**Instructions for the task**
Transcribe the tail of the listing: start at the line containing "Give me the" and stop after the last line, keeping every character as is and adding nothing.
** START OF Records provided **
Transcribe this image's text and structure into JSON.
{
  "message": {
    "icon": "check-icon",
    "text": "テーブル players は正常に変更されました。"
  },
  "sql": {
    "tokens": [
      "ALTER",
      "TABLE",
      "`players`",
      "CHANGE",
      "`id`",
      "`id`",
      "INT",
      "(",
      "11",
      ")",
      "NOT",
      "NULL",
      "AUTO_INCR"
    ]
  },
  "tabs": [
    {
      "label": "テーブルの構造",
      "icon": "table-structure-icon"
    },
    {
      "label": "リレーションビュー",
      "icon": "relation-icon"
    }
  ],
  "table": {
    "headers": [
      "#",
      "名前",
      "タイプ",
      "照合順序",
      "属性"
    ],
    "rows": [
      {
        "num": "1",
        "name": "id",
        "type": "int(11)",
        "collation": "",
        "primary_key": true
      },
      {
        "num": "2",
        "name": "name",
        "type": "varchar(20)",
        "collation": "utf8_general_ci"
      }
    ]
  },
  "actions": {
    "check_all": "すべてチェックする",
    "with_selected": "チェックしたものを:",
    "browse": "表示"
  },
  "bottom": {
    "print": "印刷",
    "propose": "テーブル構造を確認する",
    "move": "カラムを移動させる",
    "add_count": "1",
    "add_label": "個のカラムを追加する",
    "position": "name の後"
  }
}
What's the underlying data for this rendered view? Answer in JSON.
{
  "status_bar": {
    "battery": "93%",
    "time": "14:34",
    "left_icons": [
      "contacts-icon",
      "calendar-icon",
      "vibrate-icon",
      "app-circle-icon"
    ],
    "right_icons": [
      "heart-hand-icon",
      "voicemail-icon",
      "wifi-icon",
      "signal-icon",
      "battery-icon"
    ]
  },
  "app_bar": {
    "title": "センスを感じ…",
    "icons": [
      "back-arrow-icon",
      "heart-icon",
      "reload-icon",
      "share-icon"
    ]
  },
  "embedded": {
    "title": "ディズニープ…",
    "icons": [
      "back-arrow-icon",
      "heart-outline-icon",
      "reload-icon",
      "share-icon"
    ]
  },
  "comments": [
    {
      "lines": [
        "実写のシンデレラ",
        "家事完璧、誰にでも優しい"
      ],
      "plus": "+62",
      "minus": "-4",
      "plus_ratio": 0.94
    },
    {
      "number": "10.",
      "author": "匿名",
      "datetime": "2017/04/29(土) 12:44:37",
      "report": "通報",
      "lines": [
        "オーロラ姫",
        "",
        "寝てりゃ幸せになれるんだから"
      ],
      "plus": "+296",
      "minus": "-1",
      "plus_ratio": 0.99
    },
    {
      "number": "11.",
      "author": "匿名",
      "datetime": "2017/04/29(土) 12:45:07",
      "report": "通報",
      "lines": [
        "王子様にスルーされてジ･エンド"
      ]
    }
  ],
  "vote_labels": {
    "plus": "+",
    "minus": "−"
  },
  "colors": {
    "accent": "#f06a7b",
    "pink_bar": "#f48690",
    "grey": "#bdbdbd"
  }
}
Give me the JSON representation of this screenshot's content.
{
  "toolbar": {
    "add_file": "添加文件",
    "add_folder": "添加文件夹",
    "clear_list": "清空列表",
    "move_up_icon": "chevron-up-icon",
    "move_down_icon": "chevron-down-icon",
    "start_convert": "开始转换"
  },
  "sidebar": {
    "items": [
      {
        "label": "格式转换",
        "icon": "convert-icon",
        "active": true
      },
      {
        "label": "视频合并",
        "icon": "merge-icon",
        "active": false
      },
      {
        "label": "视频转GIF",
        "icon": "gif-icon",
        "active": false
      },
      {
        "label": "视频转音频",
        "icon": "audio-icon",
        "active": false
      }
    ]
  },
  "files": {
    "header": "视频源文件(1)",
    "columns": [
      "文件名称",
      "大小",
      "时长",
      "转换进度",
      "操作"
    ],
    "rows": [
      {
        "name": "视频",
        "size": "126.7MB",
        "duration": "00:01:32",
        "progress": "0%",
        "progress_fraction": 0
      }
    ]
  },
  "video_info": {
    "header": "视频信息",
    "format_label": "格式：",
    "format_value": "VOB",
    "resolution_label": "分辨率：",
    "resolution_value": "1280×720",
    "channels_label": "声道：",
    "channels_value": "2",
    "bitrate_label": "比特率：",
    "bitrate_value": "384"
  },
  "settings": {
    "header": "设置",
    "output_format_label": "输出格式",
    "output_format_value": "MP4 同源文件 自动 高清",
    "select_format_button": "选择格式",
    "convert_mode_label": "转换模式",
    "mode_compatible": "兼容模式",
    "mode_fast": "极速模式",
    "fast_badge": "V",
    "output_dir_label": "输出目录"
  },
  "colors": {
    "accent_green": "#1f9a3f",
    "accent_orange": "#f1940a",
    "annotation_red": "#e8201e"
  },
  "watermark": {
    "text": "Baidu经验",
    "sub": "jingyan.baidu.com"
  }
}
** END OF Records provided **
**Right answer**
Give me the JSON representation of this screenshot's content.
{
  "toolbar": {
    "add_file": "添加文件",
    "add_folder": "添加文件夹",
    "clear_list": "清空列表",
    "move_up_icon": "chevron-up-icon",
    "move_down_icon": "chevron-down-icon",
    "start_convert": "开始转换"
  },
  "sidebar": {
    "items": [
      {
        "label": "格式转换",
        "icon": "convert-icon",
        "active": true
      },
      {
        "label": "视频合并",
        "icon": "merge-icon",
        "active": false
      },
      {
        "label": "视频转GIF",
        "icon": "gif-icon",
        "active": false
      },
      {
        "label": "视频转音频",
        "icon": "audio-icon",
        "active": false
      }
    ]
  },
  "files": {
    "header": "视频源文件(1)",
    "columns": [
      "文件名称",
      "大小",
      "时长",
      "转换进度",
      "操作"
    ],
    "rows": [
      {
        "name": "视频",
        "size": "126.7MB",
        "duration": "00:01:32",
        "progress": "0%",
        "progress_fraction": 0
      }
    ]
  },
  "video_info": {
    "header": "视频信息",
    "format_label": "格式：",
    "format_value": "VOB",
    "resolution_label": "分辨率：",
    "resolution_value": "1280×720",
    "channels_label": "声道：",
    "channels_value": "2",
    "bitrate_label": "比特率：",
    "bitrate_value": "384"
  },
  "settings": {
    "header": "设置",
    "output_format_label": "输出格式",
    "output_format_value": "MP4 同源文件 自动 高清",
    "select_format_button": "选择格式",
    "convert_mode_label": "转换模式",
    "mode_compatible": "兼容模式",
    "mode_fast": "极速模式",
    "fast_badge": "V",
    "output_dir_label": "输出目录"
  },
  "colors": {
    "accent_green": "#1f9a3f",
    "accent_orange": "#f1940a",
    "annotation_red": "#e8201e"
  },
  "watermark": {
    "text": "Baidu经验",
    "sub": "jingyan.baidu.com"
  }
}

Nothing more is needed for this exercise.